Stated task:
What follows is a set of records; restate each one word for word and drop the pictures.

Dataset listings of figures
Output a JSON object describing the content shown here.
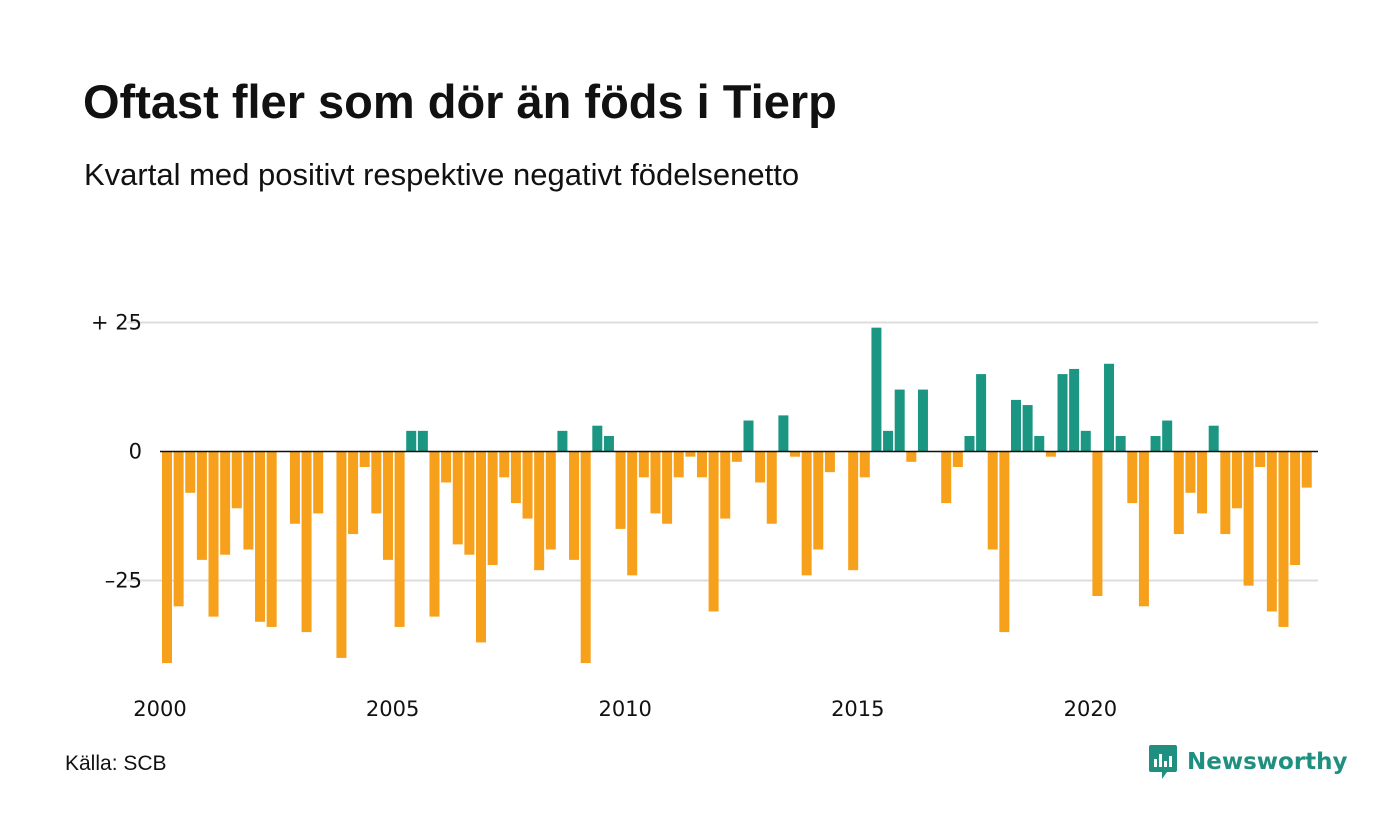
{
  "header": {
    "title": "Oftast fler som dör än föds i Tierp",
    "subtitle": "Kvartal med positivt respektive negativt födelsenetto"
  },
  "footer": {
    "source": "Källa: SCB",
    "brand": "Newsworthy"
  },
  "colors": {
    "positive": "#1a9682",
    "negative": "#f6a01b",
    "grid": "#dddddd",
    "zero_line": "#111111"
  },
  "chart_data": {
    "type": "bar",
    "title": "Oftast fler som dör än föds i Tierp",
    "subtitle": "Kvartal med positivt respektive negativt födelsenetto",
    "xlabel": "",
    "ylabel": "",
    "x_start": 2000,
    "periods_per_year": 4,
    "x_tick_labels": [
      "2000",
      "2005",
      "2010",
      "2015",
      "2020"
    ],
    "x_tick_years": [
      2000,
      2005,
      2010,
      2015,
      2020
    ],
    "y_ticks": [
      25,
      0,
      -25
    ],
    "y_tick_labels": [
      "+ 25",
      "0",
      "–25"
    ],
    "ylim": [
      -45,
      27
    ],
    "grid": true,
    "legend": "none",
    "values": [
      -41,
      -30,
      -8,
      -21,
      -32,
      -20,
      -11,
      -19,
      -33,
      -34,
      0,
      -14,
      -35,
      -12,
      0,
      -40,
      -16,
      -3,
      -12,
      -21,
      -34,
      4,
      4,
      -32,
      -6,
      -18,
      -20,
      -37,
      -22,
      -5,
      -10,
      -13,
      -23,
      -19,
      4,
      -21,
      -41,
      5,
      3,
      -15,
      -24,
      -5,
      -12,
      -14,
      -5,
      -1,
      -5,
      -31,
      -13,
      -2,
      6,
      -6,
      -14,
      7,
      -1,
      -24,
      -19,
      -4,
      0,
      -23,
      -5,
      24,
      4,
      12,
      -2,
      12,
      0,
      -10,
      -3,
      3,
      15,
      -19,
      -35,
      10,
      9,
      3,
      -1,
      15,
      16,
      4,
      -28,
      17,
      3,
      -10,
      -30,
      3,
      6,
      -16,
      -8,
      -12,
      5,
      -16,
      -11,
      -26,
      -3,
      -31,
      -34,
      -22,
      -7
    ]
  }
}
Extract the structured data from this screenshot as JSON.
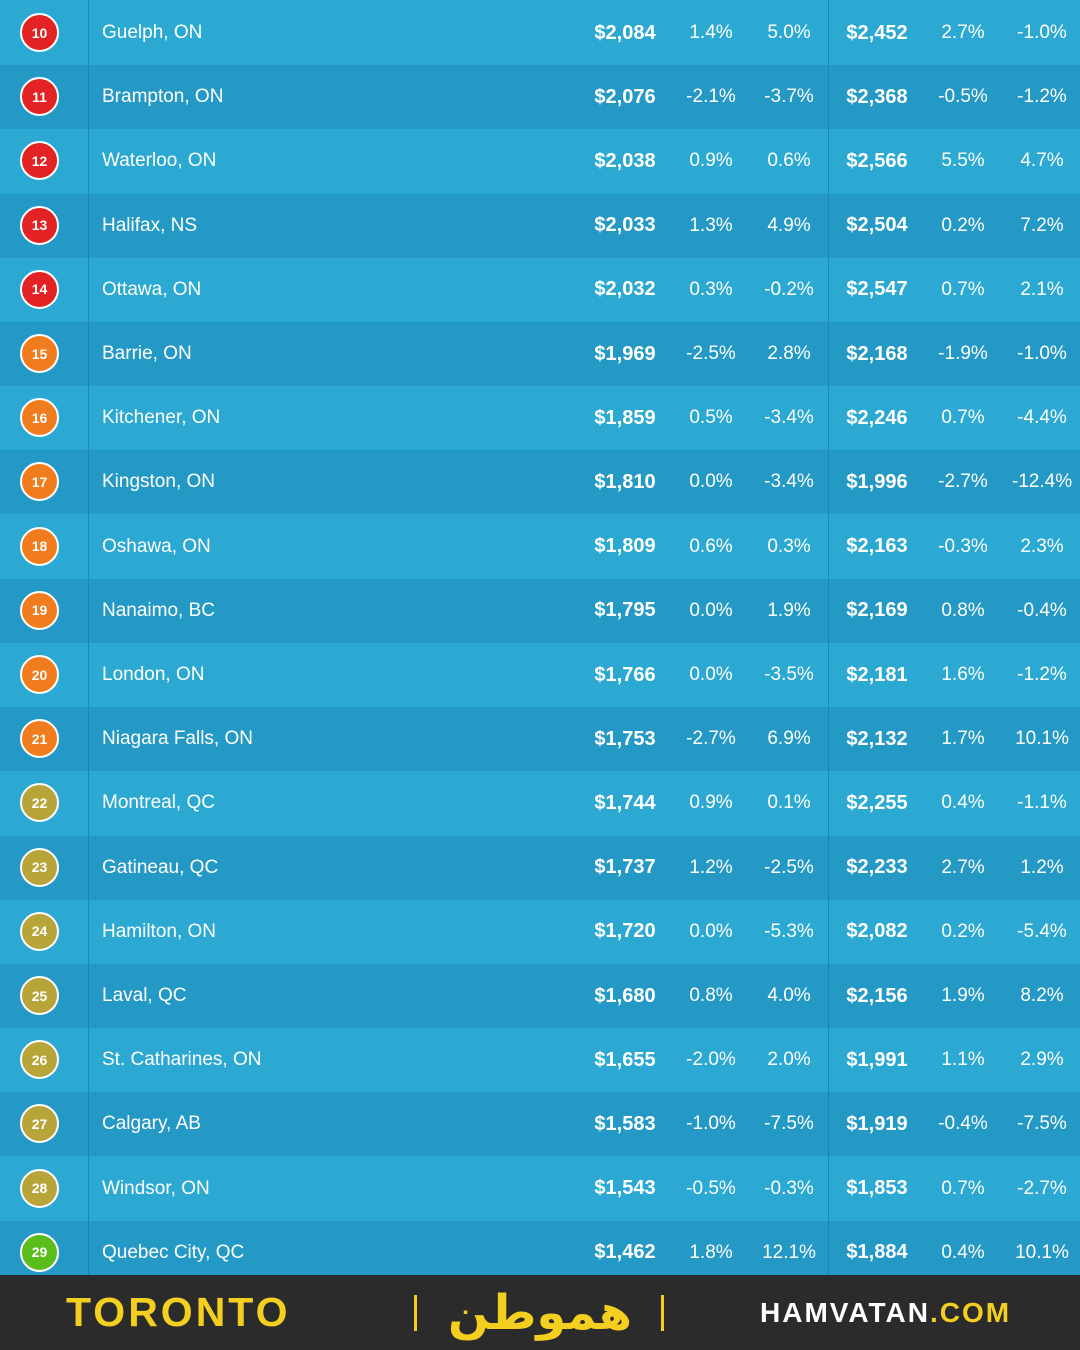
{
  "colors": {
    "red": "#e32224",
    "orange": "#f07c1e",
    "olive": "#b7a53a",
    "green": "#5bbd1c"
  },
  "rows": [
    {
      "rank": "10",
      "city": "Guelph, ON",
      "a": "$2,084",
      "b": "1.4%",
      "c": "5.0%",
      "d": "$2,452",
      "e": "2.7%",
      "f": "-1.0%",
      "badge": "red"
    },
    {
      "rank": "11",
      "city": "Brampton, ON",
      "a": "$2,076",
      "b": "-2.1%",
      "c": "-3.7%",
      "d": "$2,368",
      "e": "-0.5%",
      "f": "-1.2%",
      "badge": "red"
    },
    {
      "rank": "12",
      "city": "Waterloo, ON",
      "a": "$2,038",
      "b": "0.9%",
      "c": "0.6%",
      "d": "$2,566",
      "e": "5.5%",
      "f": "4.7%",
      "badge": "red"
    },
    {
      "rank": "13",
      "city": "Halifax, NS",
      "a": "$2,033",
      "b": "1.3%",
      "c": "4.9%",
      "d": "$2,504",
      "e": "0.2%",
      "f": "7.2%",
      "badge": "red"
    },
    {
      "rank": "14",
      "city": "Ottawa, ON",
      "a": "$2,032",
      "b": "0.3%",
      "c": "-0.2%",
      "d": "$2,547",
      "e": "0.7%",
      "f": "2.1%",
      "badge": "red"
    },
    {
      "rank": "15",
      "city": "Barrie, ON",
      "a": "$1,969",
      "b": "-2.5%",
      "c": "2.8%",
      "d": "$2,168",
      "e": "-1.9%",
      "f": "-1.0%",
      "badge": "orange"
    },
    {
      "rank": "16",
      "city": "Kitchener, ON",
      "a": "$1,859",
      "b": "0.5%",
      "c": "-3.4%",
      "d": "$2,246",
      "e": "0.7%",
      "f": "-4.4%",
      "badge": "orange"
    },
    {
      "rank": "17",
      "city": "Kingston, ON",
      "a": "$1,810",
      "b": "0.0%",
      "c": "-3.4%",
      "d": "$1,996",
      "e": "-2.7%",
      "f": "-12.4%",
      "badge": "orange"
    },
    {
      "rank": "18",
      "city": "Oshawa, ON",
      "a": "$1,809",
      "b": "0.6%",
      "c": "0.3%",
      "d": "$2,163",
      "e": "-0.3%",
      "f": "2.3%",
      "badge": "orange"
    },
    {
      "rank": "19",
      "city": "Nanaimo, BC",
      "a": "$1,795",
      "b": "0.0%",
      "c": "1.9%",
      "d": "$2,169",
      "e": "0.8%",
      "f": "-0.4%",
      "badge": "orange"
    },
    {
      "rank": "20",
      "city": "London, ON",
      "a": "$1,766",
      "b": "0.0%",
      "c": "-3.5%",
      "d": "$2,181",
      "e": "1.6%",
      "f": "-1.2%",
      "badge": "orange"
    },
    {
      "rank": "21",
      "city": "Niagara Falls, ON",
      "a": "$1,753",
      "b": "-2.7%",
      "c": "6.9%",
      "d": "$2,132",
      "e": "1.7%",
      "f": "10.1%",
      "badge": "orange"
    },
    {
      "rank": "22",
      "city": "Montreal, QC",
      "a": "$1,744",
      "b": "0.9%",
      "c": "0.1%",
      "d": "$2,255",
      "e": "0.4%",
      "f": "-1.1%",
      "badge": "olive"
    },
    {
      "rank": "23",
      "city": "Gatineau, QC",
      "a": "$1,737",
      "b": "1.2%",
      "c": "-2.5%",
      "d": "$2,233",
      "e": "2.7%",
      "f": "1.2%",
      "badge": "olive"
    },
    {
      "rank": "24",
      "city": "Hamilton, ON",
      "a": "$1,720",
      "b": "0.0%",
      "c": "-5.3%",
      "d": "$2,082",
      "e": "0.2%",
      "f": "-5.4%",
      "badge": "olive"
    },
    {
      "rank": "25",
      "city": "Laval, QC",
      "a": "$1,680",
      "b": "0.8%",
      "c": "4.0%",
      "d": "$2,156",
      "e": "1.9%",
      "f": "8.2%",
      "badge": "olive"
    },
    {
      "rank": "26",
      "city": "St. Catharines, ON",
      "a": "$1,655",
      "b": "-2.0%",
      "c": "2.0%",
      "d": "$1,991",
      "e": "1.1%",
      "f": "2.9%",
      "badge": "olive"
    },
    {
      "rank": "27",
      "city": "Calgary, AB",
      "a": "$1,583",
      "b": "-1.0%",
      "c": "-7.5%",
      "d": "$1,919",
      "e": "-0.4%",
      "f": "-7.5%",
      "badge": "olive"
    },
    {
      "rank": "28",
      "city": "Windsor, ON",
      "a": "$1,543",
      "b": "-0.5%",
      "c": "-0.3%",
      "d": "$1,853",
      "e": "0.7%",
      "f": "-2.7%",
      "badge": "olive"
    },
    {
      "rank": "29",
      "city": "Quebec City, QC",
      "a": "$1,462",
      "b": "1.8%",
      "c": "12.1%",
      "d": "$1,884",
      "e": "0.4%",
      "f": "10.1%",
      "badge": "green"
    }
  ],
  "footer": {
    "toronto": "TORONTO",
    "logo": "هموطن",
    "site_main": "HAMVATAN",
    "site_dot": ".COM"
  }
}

Exercise result:
Output a JSON object describing the content shown here.
{
  "header": {
    "title": "Oftast fler som dör än föds i Tierp",
    "subtitle": "Kvartal med positivt respektive negativt födelsenetto"
  },
  "footer": {
    "source": "Källa: SCB",
    "brand": "Newsworthy"
  },
  "colors": {
    "positive": "#1a9682",
    "negative": "#f6a01b",
    "grid": "#dddddd",
    "zero_line": "#111111"
  },
  "chart_data": {
    "type": "bar",
    "title": "Oftast fler som dör än föds i Tierp",
    "subtitle": "Kvartal med positivt respektive negativt födelsenetto",
    "xlabel": "",
    "ylabel": "",
    "x_start": 2000,
    "periods_per_year": 4,
    "x_tick_labels": [
      "2000",
      "2005",
      "2010",
      "2015",
      "2020"
    ],
    "x_tick_years": [
      2000,
      2005,
      2010,
      2015,
      2020
    ],
    "y_ticks": [
      25,
      0,
      -25
    ],
    "y_tick_labels": [
      "+ 25",
      "0",
      "–25"
    ],
    "ylim": [
      -45,
      27
    ],
    "grid": true,
    "legend": "none",
    "values": [
      -41,
      -30,
      -8,
      -21,
      -32,
      -20,
      -11,
      -19,
      -33,
      -34,
      0,
      -14,
      -35,
      -12,
      0,
      -40,
      -16,
      -3,
      -12,
      -21,
      -34,
      4,
      4,
      -32,
      -6,
      -18,
      -20,
      -37,
      -22,
      -5,
      -10,
      -13,
      -23,
      -19,
      4,
      -21,
      -41,
      5,
      3,
      -15,
      -24,
      -5,
      -12,
      -14,
      -5,
      -1,
      -5,
      -31,
      -13,
      -2,
      6,
      -6,
      -14,
      7,
      -1,
      -24,
      -19,
      -4,
      0,
      -23,
      -5,
      24,
      4,
      12,
      -2,
      12,
      0,
      -10,
      -3,
      3,
      15,
      -19,
      -35,
      10,
      9,
      3,
      -1,
      15,
      16,
      4,
      -28,
      17,
      3,
      -10,
      -30,
      3,
      6,
      -16,
      -8,
      -12,
      5,
      -16,
      -11,
      -26,
      -3,
      -31,
      -34,
      -22,
      -7
    ]
  }
}
Extract the structured data from this screenshot as JSON.
{
  "colors": {
    "red": "#e32224",
    "orange": "#f07c1e",
    "olive": "#b7a53a",
    "green": "#5bbd1c"
  },
  "rows": [
    {
      "rank": "10",
      "city": "Guelph, ON",
      "a": "$2,084",
      "b": "1.4%",
      "c": "5.0%",
      "d": "$2,452",
      "e": "2.7%",
      "f": "-1.0%",
      "badge": "red"
    },
    {
      "rank": "11",
      "city": "Brampton, ON",
      "a": "$2,076",
      "b": "-2.1%",
      "c": "-3.7%",
      "d": "$2,368",
      "e": "-0.5%",
      "f": "-1.2%",
      "badge": "red"
    },
    {
      "rank": "12",
      "city": "Waterloo, ON",
      "a": "$2,038",
      "b": "0.9%",
      "c": "0.6%",
      "d": "$2,566",
      "e": "5.5%",
      "f": "4.7%",
      "badge": "red"
    },
    {
      "rank": "13",
      "city": "Halifax, NS",
      "a": "$2,033",
      "b": "1.3%",
      "c": "4.9%",
      "d": "$2,504",
      "e": "0.2%",
      "f": "7.2%",
      "badge": "red"
    },
    {
      "rank": "14",
      "city": "Ottawa, ON",
      "a": "$2,032",
      "b": "0.3%",
      "c": "-0.2%",
      "d": "$2,547",
      "e": "0.7%",
      "f": "2.1%",
      "badge": "red"
    },
    {
      "rank": "15",
      "city": "Barrie, ON",
      "a": "$1,969",
      "b": "-2.5%",
      "c": "2.8%",
      "d": "$2,168",
      "e": "-1.9%",
      "f": "-1.0%",
      "badge": "orange"
    },
    {
      "rank": "16",
      "city": "Kitchener, ON",
      "a": "$1,859",
      "b": "0.5%",
      "c": "-3.4%",
      "d": "$2,246",
      "e": "0.7%",
      "f": "-4.4%",
      "badge": "orange"
    },
    {
      "rank": "17",
      "city": "Kingston, ON",
      "a": "$1,810",
      "b": "0.0%",
      "c": "-3.4%",
      "d": "$1,996",
      "e": "-2.7%",
      "f": "-12.4%",
      "badge": "orange"
    },
    {
      "rank": "18",
      "city": "Oshawa, ON",
      "a": "$1,809",
      "b": "0.6%",
      "c": "0.3%",
      "d": "$2,163",
      "e": "-0.3%",
      "f": "2.3%",
      "badge": "orange"
    },
    {
      "rank": "19",
      "city": "Nanaimo, BC",
      "a": "$1,795",
      "b": "0.0%",
      "c": "1.9%",
      "d": "$2,169",
      "e": "0.8%",
      "f": "-0.4%",
      "badge": "orange"
    },
    {
      "rank": "20",
      "city": "London, ON",
      "a": "$1,766",
      "b": "0.0%",
      "c": "-3.5%",
      "d": "$2,181",
      "e": "1.6%",
      "f": "-1.2%",
      "badge": "orange"
    },
    {
      "rank": "21",
      "city": "Niagara Falls, ON",
      "a": "$1,753",
      "b": "-2.7%",
      "c": "6.9%",
      "d": "$2,132",
      "e": "1.7%",
      "f": "10.1%",
      "badge": "orange"
    },
    {
      "rank": "22",
      "city": "Montreal, QC",
      "a": "$1,744",
      "b": "0.9%",
      "c": "0.1%",
      "d": "$2,255",
      "e": "0.4%",
      "f": "-1.1%",
      "badge": "olive"
    },
    {
      "rank": "23",
      "city": "Gatineau, QC",
      "a": "$1,737",
      "b": "1.2%",
      "c": "-2.5%",
      "d": "$2,233",
      "e": "2.7%",
      "f": "1.2%",
      "badge": "olive"
    },
    {
      "rank": "24",
      "city": "Hamilton, ON",
      "a": "$1,720",
      "b": "0.0%",
      "c": "-5.3%",
      "d": "$2,082",
      "e": "0.2%",
      "f": "-5.4%",
      "badge": "olive"
    },
    {
      "rank": "25",
      "city": "Laval, QC",
      "a": "$1,680",
      "b": "0.8%",
      "c": "4.0%",
      "d": "$2,156",
      "e": "1.9%",
      "f": "8.2%",
      "badge": "olive"
    },
    {
      "rank": "26",
      "city": "St. Catharines, ON",
      "a": "$1,655",
      "b": "-2.0%",
      "c": "2.0%",
      "d": "$1,991",
      "e": "1.1%",
      "f": "2.9%",
      "badge": "olive"
    },
    {
      "rank": "27",
      "city": "Calgary, AB",
      "a": "$1,583",
      "b": "-1.0%",
      "c": "-7.5%",
      "d": "$1,919",
      "e": "-0.4%",
      "f": "-7.5%",
      "badge": "olive"
    },
    {
      "rank": "28",
      "city": "Windsor, ON",
      "a": "$1,543",
      "b": "-0.5%",
      "c": "-0.3%",
      "d": "$1,853",
      "e": "0.7%",
      "f": "-2.7%",
      "badge": "olive"
    },
    {
      "rank": "29",
      "city": "Quebec City, QC",
      "a": "$1,462",
      "b": "1.8%",
      "c": "12.1%",
      "d": "$1,884",
      "e": "0.4%",
      "f": "10.1%",
      "badge": "green"
    }
  ],
  "footer": {
    "toronto": "TORONTO",
    "logo": "هموطن",
    "site_main": "HAMVATAN",
    "site_dot": ".COM"
  }
}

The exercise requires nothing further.